DIRECTIONS
Among the records below, find each line that includes the string "查询和连接" and copy it.

Records contained in a dataset:

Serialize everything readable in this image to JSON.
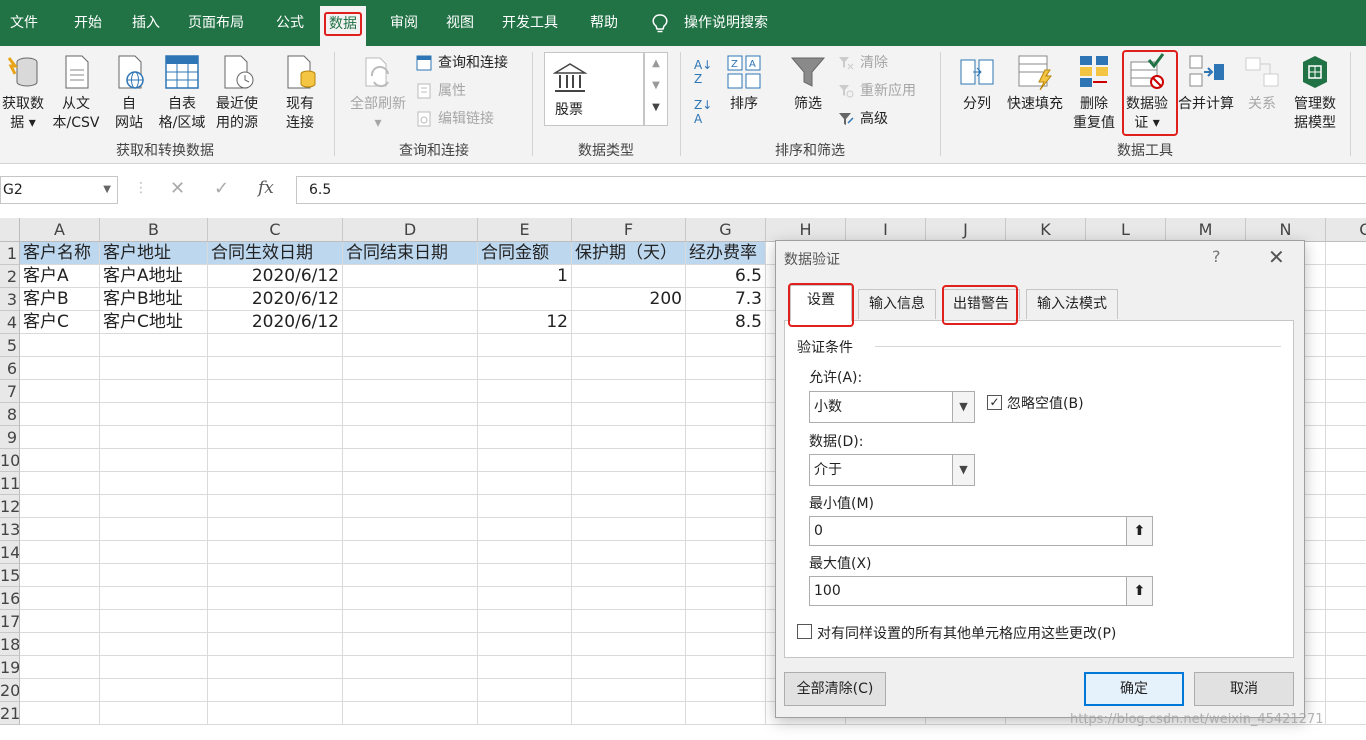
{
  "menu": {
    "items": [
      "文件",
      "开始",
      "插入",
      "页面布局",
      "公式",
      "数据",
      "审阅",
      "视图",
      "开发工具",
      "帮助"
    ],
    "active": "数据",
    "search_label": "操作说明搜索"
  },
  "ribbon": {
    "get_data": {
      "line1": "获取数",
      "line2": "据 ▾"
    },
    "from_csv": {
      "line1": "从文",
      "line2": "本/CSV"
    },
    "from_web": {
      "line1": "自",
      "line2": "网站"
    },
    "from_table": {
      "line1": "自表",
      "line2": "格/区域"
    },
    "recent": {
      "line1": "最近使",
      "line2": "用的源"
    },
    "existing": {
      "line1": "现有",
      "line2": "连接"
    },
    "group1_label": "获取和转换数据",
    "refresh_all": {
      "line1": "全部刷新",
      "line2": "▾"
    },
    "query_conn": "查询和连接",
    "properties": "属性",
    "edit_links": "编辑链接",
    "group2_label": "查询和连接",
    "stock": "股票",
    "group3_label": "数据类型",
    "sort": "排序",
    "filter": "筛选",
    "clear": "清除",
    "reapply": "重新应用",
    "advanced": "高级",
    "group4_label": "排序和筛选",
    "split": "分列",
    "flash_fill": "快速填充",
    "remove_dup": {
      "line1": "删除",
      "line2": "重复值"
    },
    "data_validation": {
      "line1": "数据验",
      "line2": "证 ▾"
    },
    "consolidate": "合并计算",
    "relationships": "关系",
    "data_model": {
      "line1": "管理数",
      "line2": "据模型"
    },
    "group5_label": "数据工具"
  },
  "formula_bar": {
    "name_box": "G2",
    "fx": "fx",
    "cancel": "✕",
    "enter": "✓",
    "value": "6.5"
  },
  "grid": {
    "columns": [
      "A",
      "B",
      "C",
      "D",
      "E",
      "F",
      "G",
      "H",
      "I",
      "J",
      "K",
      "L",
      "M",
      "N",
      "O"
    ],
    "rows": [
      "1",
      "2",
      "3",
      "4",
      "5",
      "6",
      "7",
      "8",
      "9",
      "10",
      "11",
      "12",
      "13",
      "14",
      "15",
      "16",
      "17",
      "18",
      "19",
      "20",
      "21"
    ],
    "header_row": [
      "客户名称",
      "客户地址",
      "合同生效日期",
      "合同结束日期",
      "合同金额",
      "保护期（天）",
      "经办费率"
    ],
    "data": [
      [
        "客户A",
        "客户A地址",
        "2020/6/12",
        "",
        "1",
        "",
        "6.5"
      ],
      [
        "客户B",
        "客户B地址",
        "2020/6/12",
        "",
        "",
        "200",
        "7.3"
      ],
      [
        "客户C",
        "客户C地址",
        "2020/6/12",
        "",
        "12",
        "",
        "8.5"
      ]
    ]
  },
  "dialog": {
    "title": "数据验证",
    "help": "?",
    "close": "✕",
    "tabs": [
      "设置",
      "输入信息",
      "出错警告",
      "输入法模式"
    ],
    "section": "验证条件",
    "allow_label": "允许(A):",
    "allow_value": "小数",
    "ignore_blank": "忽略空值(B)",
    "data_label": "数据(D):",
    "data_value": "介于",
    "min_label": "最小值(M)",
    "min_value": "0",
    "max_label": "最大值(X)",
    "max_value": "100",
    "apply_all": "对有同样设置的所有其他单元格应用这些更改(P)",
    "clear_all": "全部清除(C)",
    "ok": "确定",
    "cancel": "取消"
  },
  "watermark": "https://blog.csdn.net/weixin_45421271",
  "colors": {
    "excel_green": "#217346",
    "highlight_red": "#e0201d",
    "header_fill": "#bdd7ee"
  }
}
--
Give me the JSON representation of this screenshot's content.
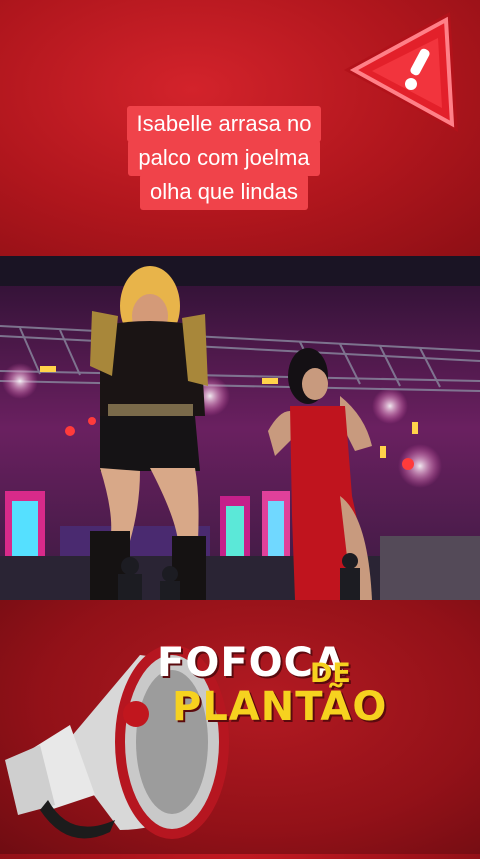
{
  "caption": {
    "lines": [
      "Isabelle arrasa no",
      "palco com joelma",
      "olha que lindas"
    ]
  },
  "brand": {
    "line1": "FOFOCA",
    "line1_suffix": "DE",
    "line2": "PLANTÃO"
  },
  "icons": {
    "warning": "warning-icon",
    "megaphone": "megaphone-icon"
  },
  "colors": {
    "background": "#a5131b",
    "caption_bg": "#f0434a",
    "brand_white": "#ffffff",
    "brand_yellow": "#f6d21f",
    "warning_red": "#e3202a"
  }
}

EXERCISE ANSWER
    "query_conn": "查询和连接",
    "group2_label": "查询和连接",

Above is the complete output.